* SELECTED EXTRACT:
This is a brief example of using LLM sentence embedding to decide the UCS category for a sound, based on a text description.

Background: UCS

UCS is a standard category/subject-name schedule for libraries of general sound effects, and a corresponding file naming system to allow files categornized with UCS can be organized and collated.

There are 762 UCS categories with two levels of heirarchy: general Categories such as AMBIENCE, FOLEY or WOOD, and then SubCategories within these. Subcategories of FOLEY, for example, include CLOTH, PROP and HANDS. Individual categories are identified with a concatenation of these, the HANDS subcategory of the FOLEY category becomes "FOLYHand", the subcategory's CatID.

The definition document for UCS contains Explanations for each subcategory to aid a categorizer in selecting the appropriate subcategory for a particular sound, along with a long list of Synonyms. For example, the "FOLYHand" subcategory has the following explanation:

Used for 'performed' official and very clean Foley done to picture. For your own wild recordings use FOOTSTEPS and OBJECT categories.

And synonymns are:

"clapping", "flicking", "grab", "grasping", "handle", "pat", "patting", "rubbing", "scratching", "set", "shaking", "slapping", "snapping", "touching"

The Problem: Choosing the appropriate UCS category for a sound

Explanations and Synonyms are meant to be human-readable. If a file's name or metadata description contains a synonymn this may mean the file falls within that category but often does not. For example, the synonym "fire" appears in the subcategory ALARM-BELL, ALARM-BUZZER, ALARM-SIREN, AMBIENCE-EMERGENCY and several others. The plain-English meaning of the sound, as given by its name and Explanations, must be considered.

This is an obvious application for a sentence embedding, which can reduce the explanations for an individual subcategory to a tensor which can then be compared with a corresponding tensor derived from the sound's text description.

The Implementation Plan

We'll create a function that accepts the text description of a sound file and returns a list of CatIDs sorted in order of how much each one is most appropriate, given the description.

In order to do this we need to do the following:

  1. Get the UCS category list
  2. Get a sentence embedding LLM
  3. Calculate an embedding for each UCS category that vectorizes its lingustic meaning for the model
  4. Calculate the embedding for the file to categorize
  5. Calculate the similarity score for each category embedding with regard to the given file description
  6. Sort the CatIDs by this score and return them

Get UCS category list

I've made JSON lists of the UCS categories, explanations and synonyms on GitHub, based on Tim Nielsen's Excel database in all of the available languages. We just need English for this example so we can download it directly:

In [1]:
! curl -o "ucs-en.json" "https://raw.githubusercontent.com/iluvcapra/ucs-community/refs/heads/master/json/en.json"

* TASK BRIEF: Proceed with the walkthrough on choosing UCS categories with sentence embeddings, picking up after its last line.

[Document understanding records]
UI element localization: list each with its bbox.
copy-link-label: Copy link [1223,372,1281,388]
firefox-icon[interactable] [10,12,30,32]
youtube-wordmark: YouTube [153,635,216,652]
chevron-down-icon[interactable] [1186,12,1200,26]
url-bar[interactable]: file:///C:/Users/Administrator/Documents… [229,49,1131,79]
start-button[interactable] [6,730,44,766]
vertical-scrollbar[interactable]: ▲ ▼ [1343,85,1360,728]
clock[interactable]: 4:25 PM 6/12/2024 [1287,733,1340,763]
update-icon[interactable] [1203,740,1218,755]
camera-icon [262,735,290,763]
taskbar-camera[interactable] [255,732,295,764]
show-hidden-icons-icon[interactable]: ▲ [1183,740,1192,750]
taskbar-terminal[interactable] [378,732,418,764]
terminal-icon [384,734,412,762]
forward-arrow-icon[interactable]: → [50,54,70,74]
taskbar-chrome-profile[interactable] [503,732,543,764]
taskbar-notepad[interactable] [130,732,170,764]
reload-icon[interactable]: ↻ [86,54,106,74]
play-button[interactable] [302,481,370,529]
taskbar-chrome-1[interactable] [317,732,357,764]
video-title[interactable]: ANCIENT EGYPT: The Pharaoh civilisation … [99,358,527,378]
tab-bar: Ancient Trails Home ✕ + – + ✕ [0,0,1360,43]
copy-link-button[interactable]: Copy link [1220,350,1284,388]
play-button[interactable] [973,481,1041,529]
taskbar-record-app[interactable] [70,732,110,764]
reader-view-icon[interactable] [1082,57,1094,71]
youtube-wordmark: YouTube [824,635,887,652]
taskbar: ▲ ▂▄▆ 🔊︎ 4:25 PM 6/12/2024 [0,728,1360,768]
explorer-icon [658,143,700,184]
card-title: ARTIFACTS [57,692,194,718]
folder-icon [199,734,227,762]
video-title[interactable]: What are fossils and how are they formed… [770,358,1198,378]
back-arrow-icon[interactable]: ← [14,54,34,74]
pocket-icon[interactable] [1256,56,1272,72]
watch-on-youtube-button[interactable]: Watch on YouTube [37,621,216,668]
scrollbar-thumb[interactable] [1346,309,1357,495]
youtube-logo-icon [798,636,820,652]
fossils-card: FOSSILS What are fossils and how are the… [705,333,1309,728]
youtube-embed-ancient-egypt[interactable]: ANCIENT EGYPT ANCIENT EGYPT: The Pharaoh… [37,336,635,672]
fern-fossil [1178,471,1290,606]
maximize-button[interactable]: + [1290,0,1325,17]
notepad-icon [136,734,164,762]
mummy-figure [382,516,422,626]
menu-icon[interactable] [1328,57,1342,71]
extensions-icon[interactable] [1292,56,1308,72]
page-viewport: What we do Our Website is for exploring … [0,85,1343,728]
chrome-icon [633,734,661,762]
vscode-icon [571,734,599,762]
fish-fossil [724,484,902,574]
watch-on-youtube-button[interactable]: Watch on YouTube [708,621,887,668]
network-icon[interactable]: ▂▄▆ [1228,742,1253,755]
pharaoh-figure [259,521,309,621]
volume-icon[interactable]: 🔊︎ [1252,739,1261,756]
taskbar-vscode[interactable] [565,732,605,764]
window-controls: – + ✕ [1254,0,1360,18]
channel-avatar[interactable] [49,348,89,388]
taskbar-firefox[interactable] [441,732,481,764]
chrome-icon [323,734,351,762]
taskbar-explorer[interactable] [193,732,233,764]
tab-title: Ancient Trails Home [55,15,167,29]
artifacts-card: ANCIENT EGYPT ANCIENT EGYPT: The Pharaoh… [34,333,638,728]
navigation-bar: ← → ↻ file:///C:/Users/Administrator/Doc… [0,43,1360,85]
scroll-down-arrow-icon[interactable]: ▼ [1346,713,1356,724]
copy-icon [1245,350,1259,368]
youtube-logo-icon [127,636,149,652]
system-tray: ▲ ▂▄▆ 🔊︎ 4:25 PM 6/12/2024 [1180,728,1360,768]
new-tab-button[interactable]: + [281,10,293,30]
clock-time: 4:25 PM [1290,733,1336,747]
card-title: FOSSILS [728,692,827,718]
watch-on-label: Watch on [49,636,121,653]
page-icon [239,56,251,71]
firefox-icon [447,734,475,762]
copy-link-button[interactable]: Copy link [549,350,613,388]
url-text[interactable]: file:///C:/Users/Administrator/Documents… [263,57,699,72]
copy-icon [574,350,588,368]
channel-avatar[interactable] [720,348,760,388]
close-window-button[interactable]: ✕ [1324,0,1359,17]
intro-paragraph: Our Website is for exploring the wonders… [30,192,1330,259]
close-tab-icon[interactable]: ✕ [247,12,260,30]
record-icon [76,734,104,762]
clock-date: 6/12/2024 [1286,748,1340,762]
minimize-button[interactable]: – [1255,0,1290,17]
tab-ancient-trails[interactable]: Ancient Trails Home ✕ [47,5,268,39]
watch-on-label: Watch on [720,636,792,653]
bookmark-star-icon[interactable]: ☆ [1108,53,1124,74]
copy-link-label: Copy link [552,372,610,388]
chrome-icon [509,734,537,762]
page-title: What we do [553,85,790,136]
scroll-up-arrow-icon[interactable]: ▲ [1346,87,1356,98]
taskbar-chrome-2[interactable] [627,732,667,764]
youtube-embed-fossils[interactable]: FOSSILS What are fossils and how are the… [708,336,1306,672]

* RESULT FOR THIS EXERCISE:
  % Total    % Received % Xferd  Average Speed   Time    Time     Time  Current
                                 Dload  Upload   Total   Spent    Left  Speed
100  426k  100  426k    0     0   929k      0 --:--:-- --:--:-- --:--:--  931k
In [2]:
import json

with open("ucs-en.json") as f:
    ucs = json.load(f)

print("CatID:", ucs[0]['CatID'])
print("Explanations:", ucs[0]['Explanations'])
CatID: AIRBrst
Explanations: Sharp air releases, pressure releases, a tennis call can popping open, a fire extinguisher

Now that we've downloaded the list, we can load the categories and their definitions. The definitions are stored in the JSON as a list of dictionaries.

Get a sentence embedding LLM

We use the sentence_transformers module and select a model.

In [3]:
from sentence_transformers import SentenceTransformer

MODEL_NAME = "paraphrase-multilingual-mpnet-base-v2"

model = SentenceTransformer(MODEL_NAME)

# sentence_transformers will emit a deprecation warning in PyTorch, we can suppress it:

import warnings
warnings.simplefilter(action='ignore', category=FutureWarning)

Calculate an embedding for each UCS category that vectorizes its lingustic meaning for the model

We generate an embedding for a category by using the Explanations, Category, SubCategory, and Synonyms.

In [4]:
def build_category_embedding(cat_info: list[dict] ):
    'Create an embedding for a single category'
    components = [cat_info["Explanations"], cat_info["Category"], cat_info["SubCategory"]] + cat_info.get('Synonyms', [])
    composite_text = ". ".join(components)
    return model.encode(composite_text, convert_to_numpy=True)

def create_embeddings() -> list:
    'Create embeddings for the entire UCS list'
    embeddings_list = []
    for info in ucs:
        embeddings_list += [{'CatID': info['CatID'], 
                            'Embedding': build_category_embedding(info)
                           }]

    return embeddings_list

Calculating embeddings for the entire UCS will be very time consuming (many seconds or perhaps a minute on a modern laptop), we should save them to disk once they're created so we can reuse them after calculated them the first time.

We can cache the categories in a file named EMBEDDING_NAME.cache so multiple runs don't have to recalculate the entire emebddings table. If this file doesn't exist we create it by creating the embeddings and pickling the result, and if it does we read it.

We'll save the embeddings in a list, embeddings_list, so we can refer to them later.

In [5]:
import pickle
import os

EMBEDDING_CACHE_NAME = MODEL_NAME + ".cache"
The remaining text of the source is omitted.